What you should do: Report every line of the rows below that contains the string "cortana", matching case exactly.

Data supplied:
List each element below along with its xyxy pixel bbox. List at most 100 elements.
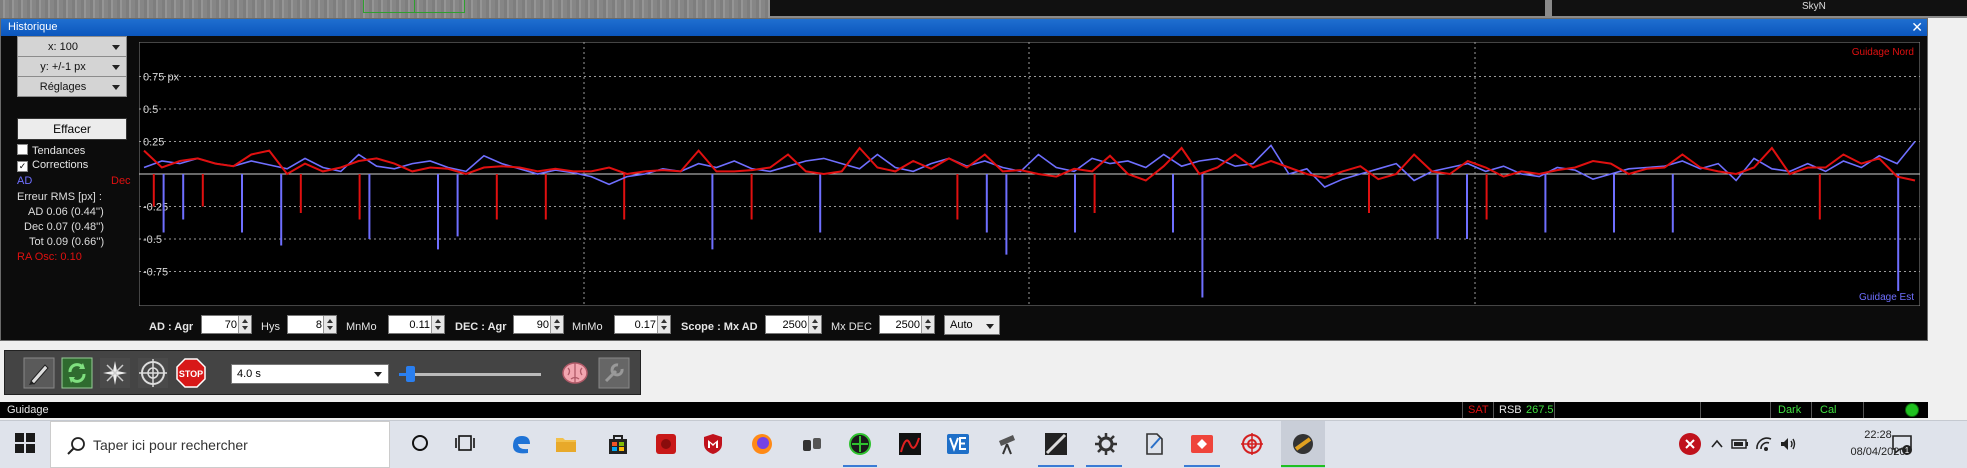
loop-button[interactable] [61, 357, 93, 389]
anydesk-app[interactable] [1180, 421, 1224, 468]
spin-arrows-icon[interactable] [921, 316, 934, 333]
x-scale-label: x: 100 [48, 41, 78, 53]
north-label: Guidage Nord [1852, 47, 1914, 58]
dec-mnmo-spinner[interactable]: 0.17 [614, 315, 671, 334]
status-field-empty [1554, 402, 1650, 418]
battery-icon [1731, 439, 1748, 449]
speaker-icon [1781, 438, 1796, 450]
guide-target-button[interactable] [137, 357, 169, 389]
volume-button[interactable] [1776, 421, 1800, 468]
wrench-icon [598, 357, 630, 389]
history-window: Historique ✕ x: 100 y: +/-1 px Réglages … [0, 18, 1928, 341]
ra-agr-spinner[interactable]: 70 [201, 315, 252, 334]
chevron-down-icon [986, 324, 994, 329]
dome-icon [1293, 434, 1313, 454]
y-scale-dropdown[interactable]: y: +/-1 px [17, 56, 127, 77]
tray-expand-button[interactable] [1705, 421, 1729, 468]
stop-button[interactable]: STOP [175, 357, 207, 389]
green-status-dot-icon [1905, 403, 1919, 417]
gain-slider[interactable] [395, 364, 545, 384]
guide-button[interactable] [23, 357, 55, 389]
hys-spinner[interactable]: 8 [287, 315, 337, 334]
checkbox-box-checked[interactable]: ✓ [17, 161, 28, 172]
spin-arrows-icon[interactable] [550, 316, 563, 333]
red-app[interactable] [644, 421, 688, 468]
spin-arrows-icon[interactable] [431, 316, 444, 333]
start-button[interactable] [4, 421, 48, 468]
status-bar: Guidage SAT RSB 267.5 Dark Cal [0, 402, 1928, 418]
notification-button[interactable]: 1 [1880, 421, 1924, 468]
crosshair-icon [138, 358, 168, 388]
guide-toolbar: STOP 4.0 s [4, 350, 641, 395]
ra-mnmo-spinner[interactable]: 0.11 [388, 315, 445, 334]
clear-button[interactable]: Effacer [17, 118, 127, 140]
search-box[interactable]: Taper ici pour rechercher [50, 421, 390, 468]
notification-icon: 1 [1892, 435, 1912, 455]
close-button[interactable]: ✕ [1911, 19, 1923, 36]
task-view-button[interactable] [444, 421, 488, 468]
curve-icon [899, 433, 921, 455]
mx-ad-spinner[interactable]: 2500 [765, 315, 822, 334]
mode-value: Auto [950, 319, 973, 331]
star-icon [100, 358, 130, 388]
spin-arrows-icon[interactable] [323, 316, 336, 333]
ve-app[interactable] [936, 421, 980, 468]
dec-agr-label: DEC : Agr [455, 321, 507, 333]
spin-arrows-icon[interactable] [808, 316, 821, 333]
rms-ra: AD 0.06 (0.44'') [28, 206, 104, 218]
corrections-label: Corrections [32, 159, 89, 171]
anydesk-icon [1191, 435, 1213, 453]
mcafee-app[interactable] [691, 421, 735, 468]
firefox-app[interactable] [740, 421, 784, 468]
dec-agr-spinner[interactable]: 90 [513, 315, 564, 334]
red-square-icon [656, 434, 676, 454]
active-app[interactable] [1281, 421, 1325, 468]
corrections-checkbox[interactable]: ✓ Corrections [17, 159, 88, 172]
chevron-down-icon [112, 45, 120, 50]
y-scale-label: y: +/-1 px [40, 61, 86, 73]
cortana-button[interactable] [399, 421, 443, 468]
edge-app[interactable] [499, 421, 543, 468]
crosshair-app[interactable] [1230, 421, 1274, 468]
graph-app[interactable] [888, 421, 932, 468]
folder-icon [556, 438, 576, 452]
telescope-app[interactable] [790, 421, 834, 468]
hys-value: 8 [315, 319, 322, 331]
trends-checkbox[interactable]: Tendances [17, 144, 85, 157]
mx-dec-spinner[interactable]: 2500 [879, 315, 935, 334]
spin-arrows-icon[interactable] [657, 316, 670, 333]
diagonal-image-icon [1045, 433, 1067, 455]
snr-indicator: RSB 267.5 [1493, 402, 1554, 418]
checkbox-box[interactable] [17, 144, 28, 155]
brain-button[interactable] [559, 357, 591, 389]
exposure-select[interactable]: 4.0 s [231, 364, 389, 384]
window-title: Historique [8, 21, 58, 33]
slider-thumb[interactable] [406, 366, 416, 382]
tools-button[interactable] [598, 357, 630, 389]
windows-logo-icon [15, 433, 35, 453]
stop-icon: STOP [176, 358, 206, 388]
firefox-icon [752, 434, 772, 454]
wifi-button[interactable] [1752, 421, 1776, 468]
file-explorer-app[interactable] [544, 421, 588, 468]
notes-app[interactable] [1132, 421, 1176, 468]
settings-dropdown[interactable]: Réglages [17, 76, 127, 97]
cortana-icon [412, 435, 428, 451]
auto-select-star-button[interactable] [99, 357, 131, 389]
telescope-control-app[interactable] [986, 421, 1030, 468]
title-bar: Historique ✕ [1, 19, 1927, 36]
phd2-app[interactable] [838, 421, 882, 468]
battery-button[interactable] [1728, 421, 1752, 468]
y-tick-label: 0.5 [143, 104, 158, 116]
x-scale-dropdown[interactable]: x: 100 [17, 36, 127, 57]
store-app[interactable] [596, 421, 640, 468]
search-placeholder: Taper ici pour rechercher [93, 437, 248, 453]
y-tick-label: 0.75 px [143, 72, 180, 84]
spin-arrows-icon[interactable] [238, 316, 251, 333]
scope-mx-ad-label: Scope : Mx AD [681, 321, 758, 333]
east-label: Guidage Est [1859, 292, 1914, 303]
mode-select[interactable]: Auto [944, 315, 1000, 335]
chevron-up-icon [1711, 439, 1723, 448]
imaging-app[interactable] [1034, 421, 1078, 468]
settings-app[interactable] [1084, 421, 1128, 468]
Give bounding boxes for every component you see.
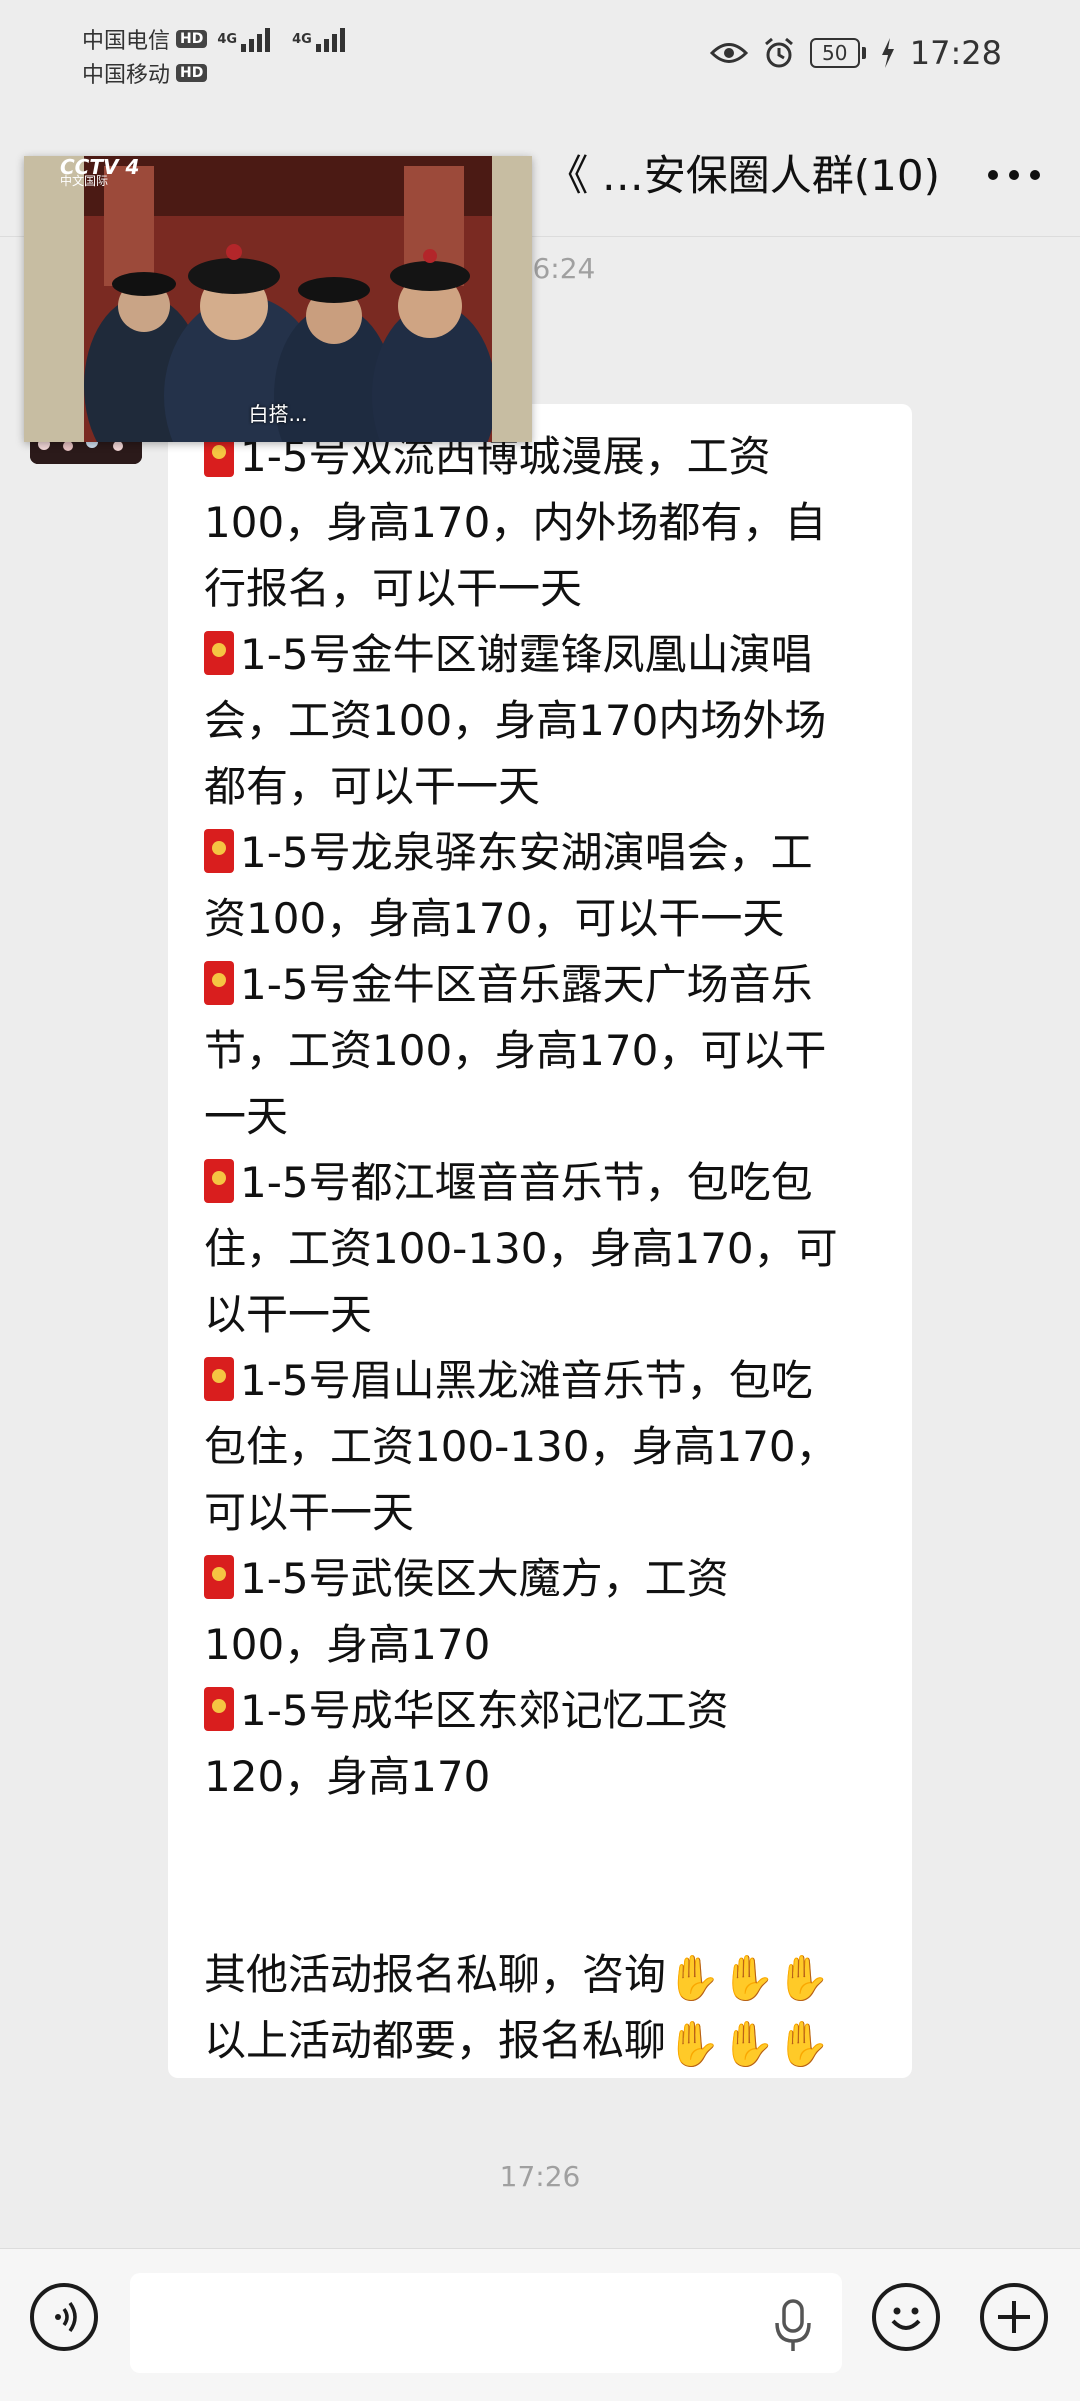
message-text: 100，身高170，内外场都有，自 — [204, 498, 827, 547]
channel-logo: CCTV 4 中文国际 — [60, 156, 140, 188]
red-envelope-icon — [204, 1159, 234, 1203]
voice-mode-button[interactable] — [30, 2283, 98, 2351]
floating-video-window[interactable]: CCTV 4 中文国际 白搭... — [24, 156, 532, 442]
voice-icon — [55, 2301, 77, 2333]
message-text: 包住，工资100-130，身高170， — [204, 1422, 838, 1471]
eye-comfort-icon — [709, 43, 748, 63]
more-options-icon[interactable] — [988, 170, 1040, 180]
red-envelope-icon — [204, 1357, 234, 1401]
carrier-info: 中国电信 HD 4G 4G 中国移动 HD — [82, 22, 345, 90]
message-line: 可以干一天 — [204, 1480, 882, 1546]
message-line: 一天 — [204, 1084, 882, 1150]
message-line: 其他活动报名私聊，咨询✋✋✋ — [204, 1942, 882, 2008]
message-text: 以上活动都要，报名私聊 — [204, 2016, 667, 2065]
microphone-icon[interactable] — [772, 2299, 814, 2353]
message-text: 1-5号武侯区大魔方，工资 — [240, 1554, 729, 1603]
message-line: 1-5号成华区东郊记忆工资 — [204, 1678, 882, 1744]
add-more-button[interactable] — [980, 2283, 1048, 2351]
message-text: 节，工资100，身高170，可以干 — [204, 1026, 827, 1075]
carrier-row-1: 中国电信 HD 4G 4G — [82, 22, 345, 56]
message-text: 可以干一天 — [204, 1488, 415, 1537]
red-envelope-icon — [204, 961, 234, 1005]
message-line: 1-5号龙泉驿东安湖演唱会，工 — [204, 820, 882, 886]
praying-hands-icon: ✋ — [720, 1953, 776, 2004]
message-text: 都有，可以干一天 — [204, 762, 541, 811]
carrier-name: 中国移动 — [82, 63, 171, 88]
battery-level: 50 — [809, 38, 860, 68]
plus-icon — [998, 2301, 1030, 2333]
hd-badge: HD — [176, 30, 208, 48]
message-bubble[interactable]: 1-5号双流西博城漫展，工资 100，身高170，内外场都有，自 行报名，可以干一天… — [168, 404, 912, 2078]
message-text: 1-5号金牛区音乐露天广场音乐 — [240, 960, 813, 1009]
message-line: 节，工资100，身高170，可以干 — [204, 1018, 882, 1084]
message-line: 行报名，可以干一天 — [204, 556, 882, 622]
emoji-button[interactable] — [872, 2283, 940, 2351]
message-text: 1-5号龙泉驿东安湖演唱会，工 — [240, 828, 813, 877]
red-envelope-icon — [204, 631, 234, 675]
message-line: 1-5号都江堰音音乐节，包吃包 — [204, 1150, 882, 1216]
message-line: 以干一天 — [204, 1282, 882, 1348]
praying-hands-icon: ✋ — [666, 1953, 721, 2004]
message-line: 1-5号金牛区音乐露天广场音乐 — [204, 952, 882, 1018]
message-line: 100，身高170，内外场都有，自 — [204, 490, 882, 556]
message-text: 1-5号成华区东郊记忆工资 — [240, 1686, 729, 1735]
message-text: 1-5号都江堰音音乐节，包吃包 — [240, 1158, 813, 1207]
praying-hands-icon: ✋ — [775, 1953, 831, 2004]
message-line: 1-5号金牛区谢霆锋凤凰山演唱 — [204, 622, 882, 688]
red-envelope-icon — [204, 1555, 234, 1599]
message-text: 住，工资100-130，身高170，可 — [204, 1224, 838, 1273]
clock: 17:28 — [909, 34, 1002, 72]
message-text: 120，身高170 — [204, 1752, 491, 1801]
message-line: 以上活动都要，报名私聊✋✋✋ — [204, 2008, 882, 2074]
message-text: 其他活动报名私聊，咨询 — [204, 1950, 667, 1999]
message-line: 包住，工资100-130，身高170， — [204, 1414, 882, 1480]
message-text: 100，身高170 — [204, 1620, 491, 1669]
message-line: 会，工资100，身高170内场外场 — [204, 688, 882, 754]
message-text: 会，工资100，身高170内场外场 — [204, 696, 827, 745]
message-timestamp: 17:26 — [499, 2160, 581, 2193]
praying-hands-icon: ✋ — [720, 2019, 776, 2070]
message-text: 资100，身高170，可以干一天 — [204, 894, 785, 943]
charging-icon — [881, 38, 894, 68]
message-line: 120，身高170 — [204, 1744, 882, 1810]
status-icons: 50 17:28 — [709, 28, 1002, 78]
red-envelope-icon — [204, 1687, 234, 1731]
message-input[interactable] — [130, 2273, 842, 2373]
message-text: 以干一天 — [204, 1290, 373, 1339]
alarm-icon — [764, 37, 793, 68]
message-line — [204, 1876, 882, 1942]
message-text: 1-5号金牛区谢霆锋凤凰山演唱 — [240, 630, 813, 679]
message-text: 行报名，可以干一天 — [204, 564, 583, 613]
message-line: 1-5号眉山黑龙滩音乐节，包吃 — [204, 1348, 882, 1414]
message-line: 资100，身高170，可以干一天 — [204, 886, 882, 952]
channel-name: CCTV 4 — [60, 156, 140, 179]
message-line — [204, 1810, 882, 1876]
signal-icon — [315, 26, 345, 52]
praying-hands-icon: ✋ — [666, 2019, 721, 2070]
hd-badge: HD — [176, 64, 208, 82]
video-subtitle: 白搭... — [248, 402, 308, 426]
red-envelope-icon — [204, 829, 234, 873]
network-type: 4G — [292, 31, 312, 47]
message-line: 1-5号武侯区大魔方，工资 — [204, 1546, 882, 1612]
message-text: 1-5号眉山黑龙滩音乐节，包吃 — [240, 1356, 813, 1405]
carrier-row-2: 中国移动 HD — [82, 56, 345, 90]
message-line: 100，身高170 — [204, 1612, 882, 1678]
network-type: 4G — [217, 31, 238, 47]
message-line: 都有，可以干一天 — [204, 754, 882, 820]
signal-icon — [241, 26, 271, 52]
smiley-icon — [891, 2307, 921, 2330]
battery-icon — [861, 47, 866, 59]
message-text: 一天 — [204, 1092, 289, 1141]
status-bar: 中国电信 HD 4G 4G 中国移动 HD 50 17:28 — [0, 0, 1080, 118]
praying-hands-icon: ✋ — [775, 2019, 831, 2070]
carrier-name: 中国电信 — [82, 29, 171, 54]
message-line: 住，工资100-130，身高170，可 — [204, 1216, 882, 1282]
input-bar — [0, 2248, 1080, 2401]
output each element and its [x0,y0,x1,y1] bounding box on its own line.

Written response:
cortana-button[interactable] [399, 421, 443, 468]
cortana-icon [412, 435, 428, 451]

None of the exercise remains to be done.